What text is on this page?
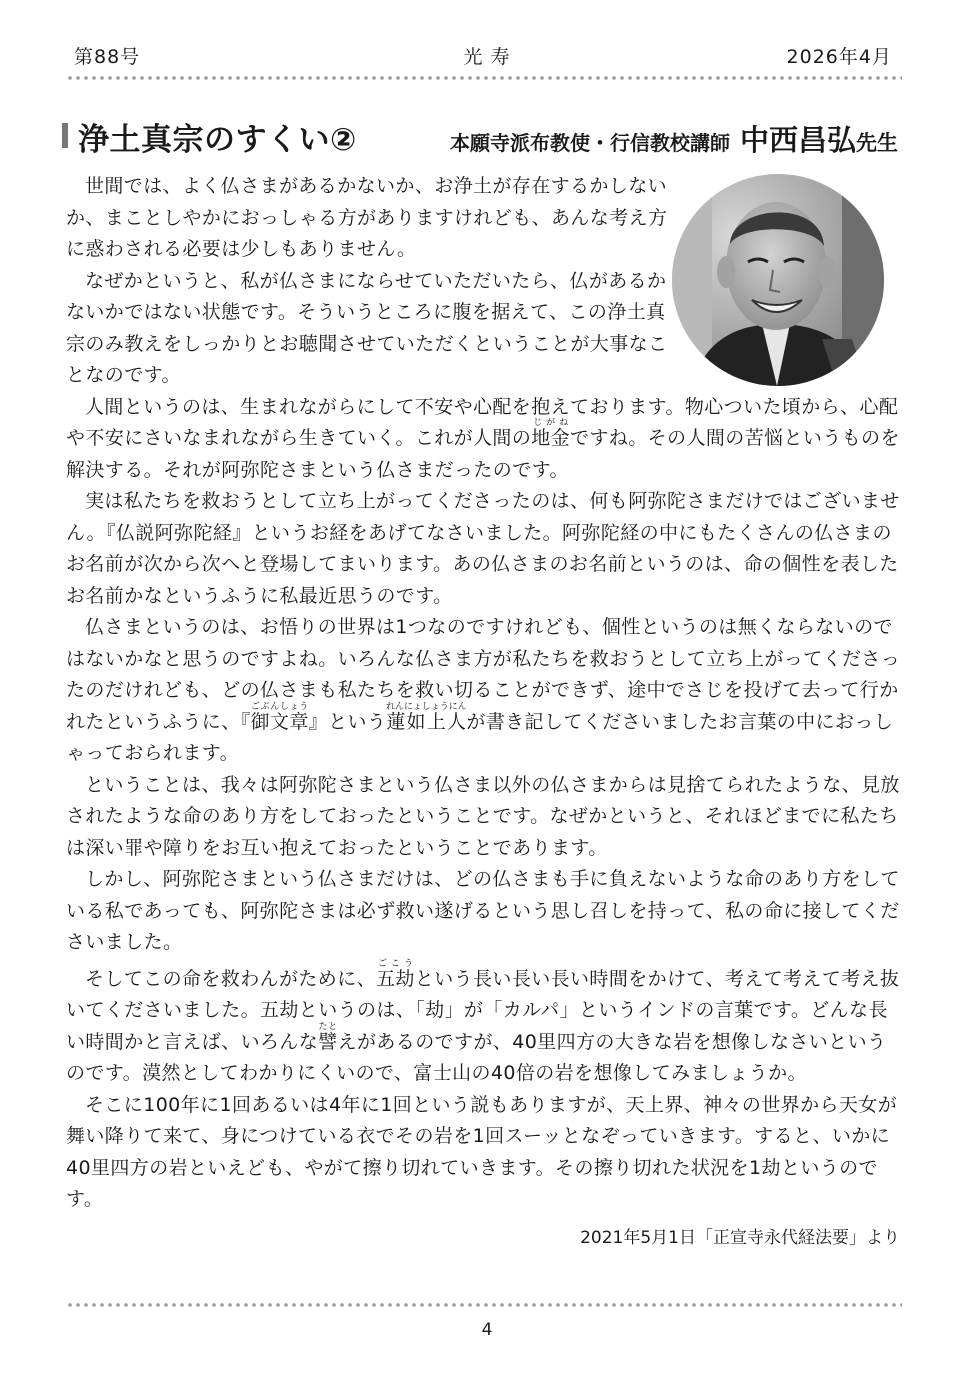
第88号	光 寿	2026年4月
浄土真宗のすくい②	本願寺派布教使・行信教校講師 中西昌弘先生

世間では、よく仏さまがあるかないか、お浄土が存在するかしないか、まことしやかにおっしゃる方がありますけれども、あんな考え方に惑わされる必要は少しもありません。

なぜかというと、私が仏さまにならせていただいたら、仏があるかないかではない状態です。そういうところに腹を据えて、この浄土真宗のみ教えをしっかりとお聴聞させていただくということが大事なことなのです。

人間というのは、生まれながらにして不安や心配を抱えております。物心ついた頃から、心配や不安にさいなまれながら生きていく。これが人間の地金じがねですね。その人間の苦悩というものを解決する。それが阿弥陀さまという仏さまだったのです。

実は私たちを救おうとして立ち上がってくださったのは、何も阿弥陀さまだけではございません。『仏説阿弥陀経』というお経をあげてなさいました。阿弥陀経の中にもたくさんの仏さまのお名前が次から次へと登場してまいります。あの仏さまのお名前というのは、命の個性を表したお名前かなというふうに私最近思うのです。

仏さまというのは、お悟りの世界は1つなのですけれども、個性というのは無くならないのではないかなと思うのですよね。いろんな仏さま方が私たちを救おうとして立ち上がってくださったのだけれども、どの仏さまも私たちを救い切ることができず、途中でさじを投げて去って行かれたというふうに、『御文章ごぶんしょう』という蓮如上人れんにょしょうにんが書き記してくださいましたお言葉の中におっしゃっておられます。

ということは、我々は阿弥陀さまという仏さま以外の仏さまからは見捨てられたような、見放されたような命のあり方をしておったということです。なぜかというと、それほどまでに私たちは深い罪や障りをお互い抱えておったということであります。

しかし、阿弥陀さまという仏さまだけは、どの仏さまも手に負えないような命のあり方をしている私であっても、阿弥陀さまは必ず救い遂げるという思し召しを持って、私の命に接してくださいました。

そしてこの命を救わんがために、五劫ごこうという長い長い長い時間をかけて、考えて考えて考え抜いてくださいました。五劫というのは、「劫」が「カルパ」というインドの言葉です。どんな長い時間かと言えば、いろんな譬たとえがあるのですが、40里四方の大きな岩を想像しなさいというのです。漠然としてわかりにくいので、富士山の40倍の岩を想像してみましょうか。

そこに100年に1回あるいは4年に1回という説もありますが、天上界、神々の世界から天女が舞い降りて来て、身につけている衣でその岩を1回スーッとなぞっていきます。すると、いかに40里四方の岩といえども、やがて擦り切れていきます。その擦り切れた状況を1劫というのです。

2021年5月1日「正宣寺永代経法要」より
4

--------

# STATED GOAL:
Using the data above, write out every line exactly, leaving the images behind.

# COMPLETE RESPONSE:
What text is on this page?
第88号	光 寿	2026年4月
浄土真宗のすくい②	本願寺派布教使・行信教校講師 中西昌弘先生

世間では、よく仏さまがあるかないか、お浄土が存在するかしないか、まことしやかにおっしゃる方がありますけれども、あんな考え方に惑わされる必要は少しもありません。

なぜかというと、私が仏さまにならせていただいたら、仏があるかないかではない状態です。そういうところに腹を据えて、この浄土真宗のみ教えをしっかりとお聴聞させていただくということが大事なことなのです。

人間というのは、生まれながらにして不安や心配を抱えております。物心ついた頃から、心配や不安にさいなまれながら生きていく。これが人間の地金じがねですね。その人間の苦悩というものを解決する。それが阿弥陀さまという仏さまだったのです。

実は私たちを救おうとして立ち上がってくださったのは、何も阿弥陀さまだけではございません。『仏説阿弥陀経』というお経をあげてなさいました。阿弥陀経の中にもたくさんの仏さまのお名前が次から次へと登場してまいります。あの仏さまのお名前というのは、命の個性を表したお名前かなというふうに私最近思うのです。

仏さまというのは、お悟りの世界は1つなのですけれども、個性というのは無くならないのではないかなと思うのですよね。いろんな仏さま方が私たちを救おうとして立ち上がってくださったのだけれども、どの仏さまも私たちを救い切ることができず、途中でさじを投げて去って行かれたというふうに、『御文章ごぶんしょう』という蓮如上人れんにょしょうにんが書き記してくださいましたお言葉の中におっしゃっておられます。

ということは、我々は阿弥陀さまという仏さま以外の仏さまからは見捨てられたような、見放されたような命のあり方をしておったということです。なぜかというと、それほどまでに私たちは深い罪や障りをお互い抱えておったということであります。

しかし、阿弥陀さまという仏さまだけは、どの仏さまも手に負えないような命のあり方をしている私であっても、阿弥陀さまは必ず救い遂げるという思し召しを持って、私の命に接してくださいました。

そしてこの命を救わんがために、五劫ごこうという長い長い長い時間をかけて、考えて考えて考え抜いてくださいました。五劫というのは、「劫」が「カルパ」というインドの言葉です。どんな長い時間かと言えば、いろんな譬たとえがあるのですが、40里四方の大きな岩を想像しなさいというのです。漠然としてわかりにくいので、富士山の40倍の岩を想像してみましょうか。

そこに100年に1回あるいは4年に1回という説もありますが、天上界、神々の世界から天女が舞い降りて来て、身につけている衣でその岩を1回スーッとなぞっていきます。すると、いかに40里四方の岩といえども、やがて擦り切れていきます。その擦り切れた状況を1劫というのです。

2021年5月1日「正宣寺永代経法要」より
4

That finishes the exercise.